— START RECORDS PROVIDED —

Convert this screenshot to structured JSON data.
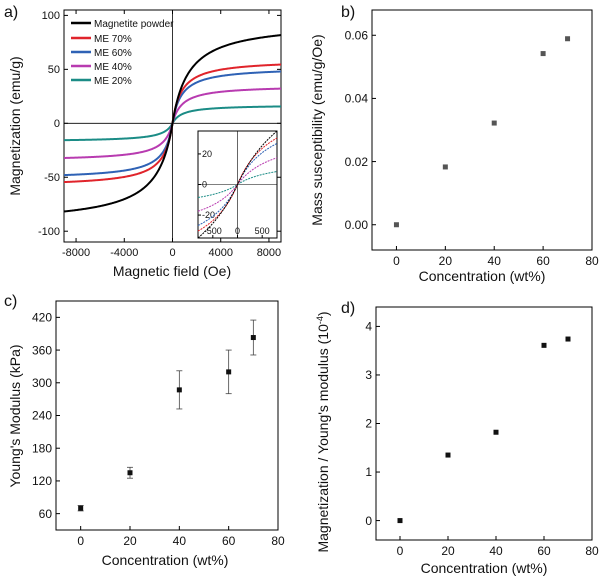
{
  "chart_data": [
    {
      "panel": "a)",
      "type": "line",
      "xlabel": "Magnetic field (Oe)",
      "ylabel": "Magnetization (emu/g)",
      "xlim": [
        -9000,
        9000
      ],
      "ylim": [
        -110,
        105
      ],
      "xticks": [
        -8000,
        -4000,
        0,
        4000,
        8000
      ],
      "yticks": [
        -100,
        -50,
        0,
        50,
        100
      ],
      "x_tick_labels": [
        "-8000",
        "-4000",
        "0",
        "4000",
        "8000"
      ],
      "y_tick_labels": [
        "-100",
        "-50",
        "0",
        "50",
        "100"
      ],
      "legend_position": "top-left",
      "series": [
        {
          "name": "Magnetite powder",
          "color": "#000000",
          "saturation": 94,
          "knee_oe": 1350
        },
        {
          "name": "ME 70%",
          "color": "#e0242b",
          "saturation": 59,
          "knee_oe": 750
        },
        {
          "name": "ME 60%",
          "color": "#2f62b5",
          "saturation": 52,
          "knee_oe": 750
        },
        {
          "name": "ME 40%",
          "color": "#b83bb0",
          "saturation": 35,
          "knee_oe": 800
        },
        {
          "name": "ME 20%",
          "color": "#1b8c86",
          "saturation": 17,
          "knee_oe": 800
        }
      ],
      "inset": {
        "xlim": [
          -800,
          800
        ],
        "ylim": [
          -35,
          35
        ],
        "xticks": [
          -500,
          0,
          500
        ],
        "yticks": [
          -20,
          0,
          20
        ],
        "x_tick_labels": [
          "-500",
          "0",
          "500"
        ],
        "y_tick_labels": [
          "-20",
          "0",
          "20"
        ]
      }
    },
    {
      "panel": "b)",
      "type": "scatter",
      "xlabel": "Concentration (wt%)",
      "ylabel": "Mass susceptibility (emu/g/Oe)",
      "xlim": [
        -10,
        80
      ],
      "ylim": [
        -0.008,
        0.068
      ],
      "xticks": [
        0,
        20,
        40,
        60,
        80
      ],
      "yticks": [
        0,
        0.02,
        0.04,
        0.06
      ],
      "x_tick_labels": [
        "0",
        "20",
        "40",
        "60",
        "80"
      ],
      "y_tick_labels": [
        "0.00",
        "0.02",
        "0.04",
        "0.06"
      ],
      "marker_color": "#555555",
      "x": [
        0,
        20,
        40,
        60,
        70
      ],
      "y": [
        0.0,
        0.0183,
        0.0322,
        0.0542,
        0.0589
      ]
    },
    {
      "panel": "c)",
      "type": "scatter",
      "xlabel": "Concentration (wt%)",
      "ylabel": "Young's Modulus (kPa)",
      "xlim": [
        -10,
        80
      ],
      "ylim": [
        30,
        450
      ],
      "xticks": [
        0,
        20,
        40,
        60,
        80
      ],
      "yticks": [
        60,
        120,
        180,
        240,
        300,
        360,
        420
      ],
      "x_tick_labels": [
        "0",
        "20",
        "40",
        "60",
        "80"
      ],
      "y_tick_labels": [
        "60",
        "120",
        "180",
        "240",
        "300",
        "360",
        "420"
      ],
      "marker_color": "#111111",
      "x": [
        0,
        20,
        40,
        60,
        70
      ],
      "y": [
        70,
        135,
        287,
        320,
        383
      ],
      "error": [
        5,
        10,
        35,
        40,
        32
      ]
    },
    {
      "panel": "d)",
      "type": "scatter",
      "xlabel": "Concentration (wt%)",
      "ylabel": "Magnetization / Young's modulus (10",
      "ylabel_sup": "-4",
      "ylabel_end": ")",
      "xlim": [
        -10,
        80
      ],
      "ylim": [
        -0.4,
        4.4
      ],
      "xticks": [
        0,
        20,
        40,
        60,
        80
      ],
      "yticks": [
        0,
        1,
        2,
        3,
        4
      ],
      "x_tick_labels": [
        "0",
        "20",
        "40",
        "60",
        "80"
      ],
      "y_tick_labels": [
        "0",
        "1",
        "2",
        "3",
        "4"
      ],
      "marker_color": "#111111",
      "x": [
        0,
        20,
        40,
        60,
        70
      ],
      "y": [
        0.0,
        1.35,
        1.82,
        3.61,
        3.74
      ]
    }
  ]
}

— END RECORDS PROVIDED —

:: WHAT NEEDS TO BE DONE ::
Work out the number of lines above that include the string "name" and write only that number.

:: OUTPUT BELOW ::
5